[To be done]:
Your task is to print the material below exactly as presented.
## START
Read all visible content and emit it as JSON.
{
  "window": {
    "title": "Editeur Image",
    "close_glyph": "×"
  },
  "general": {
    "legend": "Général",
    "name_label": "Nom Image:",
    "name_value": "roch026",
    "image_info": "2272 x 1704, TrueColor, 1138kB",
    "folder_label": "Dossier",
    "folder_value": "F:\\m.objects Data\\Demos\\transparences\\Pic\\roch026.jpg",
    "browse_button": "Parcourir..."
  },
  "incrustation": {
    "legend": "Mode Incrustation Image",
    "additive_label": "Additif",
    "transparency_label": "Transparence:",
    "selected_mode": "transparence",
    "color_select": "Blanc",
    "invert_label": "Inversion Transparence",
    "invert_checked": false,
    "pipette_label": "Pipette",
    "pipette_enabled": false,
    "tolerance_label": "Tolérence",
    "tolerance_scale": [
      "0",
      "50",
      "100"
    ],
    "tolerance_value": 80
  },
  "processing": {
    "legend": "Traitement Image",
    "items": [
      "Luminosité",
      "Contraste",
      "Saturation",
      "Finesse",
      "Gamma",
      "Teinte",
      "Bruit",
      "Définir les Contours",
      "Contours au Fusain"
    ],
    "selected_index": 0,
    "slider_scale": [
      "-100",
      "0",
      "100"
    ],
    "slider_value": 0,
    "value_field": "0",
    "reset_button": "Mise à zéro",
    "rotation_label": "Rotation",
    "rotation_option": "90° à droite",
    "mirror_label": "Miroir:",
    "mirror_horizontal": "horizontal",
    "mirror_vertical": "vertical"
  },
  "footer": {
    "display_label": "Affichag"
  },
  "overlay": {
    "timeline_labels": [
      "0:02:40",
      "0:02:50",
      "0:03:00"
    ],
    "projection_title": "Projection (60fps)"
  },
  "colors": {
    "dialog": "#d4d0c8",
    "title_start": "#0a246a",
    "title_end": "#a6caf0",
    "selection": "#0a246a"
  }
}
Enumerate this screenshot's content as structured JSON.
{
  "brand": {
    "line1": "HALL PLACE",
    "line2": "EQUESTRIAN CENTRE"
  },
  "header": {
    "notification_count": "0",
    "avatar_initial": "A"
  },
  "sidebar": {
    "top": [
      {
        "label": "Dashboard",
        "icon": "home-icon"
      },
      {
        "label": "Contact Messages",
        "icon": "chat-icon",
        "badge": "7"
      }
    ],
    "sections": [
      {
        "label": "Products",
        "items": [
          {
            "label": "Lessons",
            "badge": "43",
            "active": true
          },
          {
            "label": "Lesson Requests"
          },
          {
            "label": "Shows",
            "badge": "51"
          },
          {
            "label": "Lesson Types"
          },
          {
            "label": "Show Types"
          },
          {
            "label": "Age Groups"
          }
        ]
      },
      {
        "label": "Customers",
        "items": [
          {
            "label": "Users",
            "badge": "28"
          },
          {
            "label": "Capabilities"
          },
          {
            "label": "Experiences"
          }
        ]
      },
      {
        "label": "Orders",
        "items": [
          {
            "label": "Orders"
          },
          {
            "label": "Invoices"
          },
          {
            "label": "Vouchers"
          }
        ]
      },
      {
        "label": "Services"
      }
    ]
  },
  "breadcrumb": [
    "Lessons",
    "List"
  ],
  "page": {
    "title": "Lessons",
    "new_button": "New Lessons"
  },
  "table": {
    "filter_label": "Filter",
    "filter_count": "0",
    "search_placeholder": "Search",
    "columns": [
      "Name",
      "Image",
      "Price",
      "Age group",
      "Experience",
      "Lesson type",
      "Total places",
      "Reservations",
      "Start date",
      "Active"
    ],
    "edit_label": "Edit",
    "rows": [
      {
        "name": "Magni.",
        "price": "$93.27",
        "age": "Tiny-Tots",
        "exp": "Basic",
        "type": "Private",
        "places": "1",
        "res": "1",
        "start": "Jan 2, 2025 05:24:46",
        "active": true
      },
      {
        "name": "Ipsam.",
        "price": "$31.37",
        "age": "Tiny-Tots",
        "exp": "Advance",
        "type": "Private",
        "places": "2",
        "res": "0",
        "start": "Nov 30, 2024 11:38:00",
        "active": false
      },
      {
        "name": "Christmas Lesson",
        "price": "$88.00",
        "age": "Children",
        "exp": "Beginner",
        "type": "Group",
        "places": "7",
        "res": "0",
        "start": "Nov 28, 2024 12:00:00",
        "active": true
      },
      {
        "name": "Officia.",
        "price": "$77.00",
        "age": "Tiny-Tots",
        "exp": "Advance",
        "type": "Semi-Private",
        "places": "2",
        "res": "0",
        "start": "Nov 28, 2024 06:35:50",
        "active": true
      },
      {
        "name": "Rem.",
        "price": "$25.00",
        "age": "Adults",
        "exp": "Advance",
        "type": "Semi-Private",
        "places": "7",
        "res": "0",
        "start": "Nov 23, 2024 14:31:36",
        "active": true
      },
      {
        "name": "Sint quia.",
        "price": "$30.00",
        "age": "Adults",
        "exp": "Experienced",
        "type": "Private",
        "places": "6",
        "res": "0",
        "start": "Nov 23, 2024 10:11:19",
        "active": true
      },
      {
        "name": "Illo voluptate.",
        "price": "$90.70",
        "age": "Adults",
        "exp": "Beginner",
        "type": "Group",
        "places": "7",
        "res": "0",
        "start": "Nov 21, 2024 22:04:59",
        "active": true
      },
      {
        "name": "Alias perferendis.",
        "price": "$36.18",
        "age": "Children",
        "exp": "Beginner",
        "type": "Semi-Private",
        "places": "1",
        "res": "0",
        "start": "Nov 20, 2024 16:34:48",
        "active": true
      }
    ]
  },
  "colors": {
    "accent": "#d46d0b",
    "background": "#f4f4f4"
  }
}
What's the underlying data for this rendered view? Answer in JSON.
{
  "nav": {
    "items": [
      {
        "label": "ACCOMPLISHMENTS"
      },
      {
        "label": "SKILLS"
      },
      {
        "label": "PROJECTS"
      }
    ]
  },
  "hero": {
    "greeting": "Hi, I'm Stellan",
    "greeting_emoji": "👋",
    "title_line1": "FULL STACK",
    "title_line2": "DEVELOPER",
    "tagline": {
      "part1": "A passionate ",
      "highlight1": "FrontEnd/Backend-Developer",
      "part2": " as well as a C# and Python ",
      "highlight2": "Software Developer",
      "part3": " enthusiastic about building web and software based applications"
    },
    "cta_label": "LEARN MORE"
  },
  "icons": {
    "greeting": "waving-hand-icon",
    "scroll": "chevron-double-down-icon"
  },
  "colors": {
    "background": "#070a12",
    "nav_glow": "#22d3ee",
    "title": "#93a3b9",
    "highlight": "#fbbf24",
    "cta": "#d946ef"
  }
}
## END
[Output below]:
Read all visible content and emit it as JSON.
{
  "window": {
    "title": "Editeur Image",
    "close_glyph": "×"
  },
  "general": {
    "legend": "Général",
    "name_label": "Nom Image:",
    "name_value": "roch026",
    "image_info": "2272 x 1704, TrueColor, 1138kB",
    "folder_label": "Dossier",
    "folder_value": "F:\\m.objects Data\\Demos\\transparences\\Pic\\roch026.jpg",
    "browse_button": "Parcourir..."
  },
  "incrustation": {
    "legend": "Mode Incrustation Image",
    "additive_label": "Additif",
    "transparency_label": "Transparence:",
    "selected_mode": "transparence",
    "color_select": "Blanc",
    "invert_label": "Inversion Transparence",
    "invert_checked": false,
    "pipette_label": "Pipette",
    "pipette_enabled": false,
    "tolerance_label": "Tolérence",
    "tolerance_scale": [
      "0",
      "50",
      "100"
    ],
    "tolerance_value": 80
  },
  "processing": {
    "legend": "Traitement Image",
    "items": [
      "Luminosité",
      "Contraste",
      "Saturation",
      "Finesse",
      "Gamma",
      "Teinte",
      "Bruit",
      "Définir les Contours",
      "Contours au Fusain"
    ],
    "selected_index": 0,
    "slider_scale": [
      "-100",
      "0",
      "100"
    ],
    "slider_value": 0,
    "value_field": "0",
    "reset_button": "Mise à zéro",
    "rotation_label": "Rotation",
    "rotation_option": "90° à droite",
    "mirror_label": "Miroir:",
    "mirror_horizontal": "horizontal",
    "mirror_vertical": "vertical"
  },
  "footer": {
    "display_label": "Affichag"
  },
  "overlay": {
    "timeline_labels": [
      "0:02:40",
      "0:02:50",
      "0:03:00"
    ],
    "projection_title": "Projection (60fps)"
  },
  "colors": {
    "dialog": "#d4d0c8",
    "title_start": "#0a246a",
    "title_end": "#a6caf0",
    "selection": "#0a246a"
  }
}
Enumerate this screenshot's content as structured JSON.
{
  "brand": {
    "line1": "HALL PLACE",
    "line2": "EQUESTRIAN CENTRE"
  },
  "header": {
    "notification_count": "0",
    "avatar_initial": "A"
  },
  "sidebar": {
    "top": [
      {
        "label": "Dashboard",
        "icon": "home-icon"
      },
      {
        "label": "Contact Messages",
        "icon": "chat-icon",
        "badge": "7"
      }
    ],
    "sections": [
      {
        "label": "Products",
        "items": [
          {
            "label": "Lessons",
            "badge": "43",
            "active": true
          },
          {
            "label": "Lesson Requests"
          },
          {
            "label": "Shows",
            "badge": "51"
          },
          {
            "label": "Lesson Types"
          },
          {
            "label": "Show Types"
          },
          {
            "label": "Age Groups"
          }
        ]
      },
      {
        "label": "Customers",
        "items": [
          {
            "label": "Users",
            "badge": "28"
          },
          {
            "label": "Capabilities"
          },
          {
            "label": "Experiences"
          }
        ]
      },
      {
        "label": "Orders",
        "items": [
          {
            "label": "Orders"
          },
          {
            "label": "Invoices"
          },
          {
            "label": "Vouchers"
          }
        ]
      },
      {
        "label": "Services"
      }
    ]
  },
  "breadcrumb": [
    "Lessons",
    "List"
  ],
  "page": {
    "title": "Lessons",
    "new_button": "New Lessons"
  },
  "table": {
    "filter_label": "Filter",
    "filter_count": "0",
    "search_placeholder": "Search",
    "columns": [
      "Name",
      "Image",
      "Price",
      "Age group",
      "Experience",
      "Lesson type",
      "Total places",
      "Reservations",
      "Start date",
      "Active"
    ],
    "edit_label": "Edit",
    "rows": [
      {
        "name": "Magni.",
        "price": "$93.27",
        "age": "Tiny-Tots",
        "exp": "Basic",
        "type": "Private",
        "places": "1",
        "res": "1",
        "start": "Jan 2, 2025 05:24:46",
        "active": true
      },
      {
        "name": "Ipsam.",
        "price": "$31.37",
        "age": "Tiny-Tots",
        "exp": "Advance",
        "type": "Private",
        "places": "2",
        "res": "0",
        "start": "Nov 30, 2024 11:38:00",
        "active": false
      },
      {
        "name": "Christmas Lesson",
        "price": "$88.00",
        "age": "Children",
        "exp": "Beginner",
        "type": "Group",
        "places": "7",
        "res": "0",
        "start": "Nov 28, 2024 12:00:00",
        "active": true
      },
      {
        "name": "Officia.",
        "price": "$77.00",
        "age": "Tiny-Tots",
        "exp": "Advance",
        "type": "Semi-Private",
        "places": "2",
        "res": "0",
        "start": "Nov 28, 2024 06:35:50",
        "active": true
      },
      {
        "name": "Rem.",
        "price": "$25.00",
        "age": "Adults",
        "exp": "Advance",
        "type": "Semi-Private",
        "places": "7",
        "res": "0",
        "start": "Nov 23, 2024 14:31:36",
        "active": true
      },
      {
        "name": "Sint quia.",
        "price": "$30.00",
        "age": "Adults",
        "exp": "Experienced",
        "type": "Private",
        "places": "6",
        "res": "0",
        "start": "Nov 23, 2024 10:11:19",
        "active": true
      },
      {
        "name": "Illo voluptate.",
        "price": "$90.70",
        "age": "Adults",
        "exp": "Beginner",
        "type": "Group",
        "places": "7",
        "res": "0",
        "start": "Nov 21, 2024 22:04:59",
        "active": true
      },
      {
        "name": "Alias perferendis.",
        "price": "$36.18",
        "age": "Children",
        "exp": "Beginner",
        "type": "Semi-Private",
        "places": "1",
        "res": "0",
        "start": "Nov 20, 2024 16:34:48",
        "active": true
      }
    ]
  },
  "colors": {
    "accent": "#d46d0b",
    "background": "#f4f4f4"
  }
}
What's the underlying data for this rendered view? Answer in JSON.
{
  "nav": {
    "items": [
      {
        "label": "ACCOMPLISHMENTS"
      },
      {
        "label": "SKILLS"
      },
      {
        "label": "PROJECTS"
      }
    ]
  },
  "hero": {
    "greeting": "Hi, I'm Stellan",
    "greeting_emoji": "👋",
    "title_line1": "FULL STACK",
    "title_line2": "DEVELOPER",
    "tagline": {
      "part1": "A passionate ",
      "highlight1": "FrontEnd/Backend-Developer",
      "part2": " as well as a C# and Python ",
      "highlight2": "Software Developer",
      "part3": " enthusiastic about building web and software based applications"
    },
    "cta_label": "LEARN MORE"
  },
  "icons": {
    "greeting": "waving-hand-icon",
    "scroll": "chevron-double-down-icon"
  },
  "colors": {
    "background": "#070a12",
    "nav_glow": "#22d3ee",
    "title": "#93a3b9",
    "highlight": "#fbbf24",
    "cta": "#d946ef"
  }
}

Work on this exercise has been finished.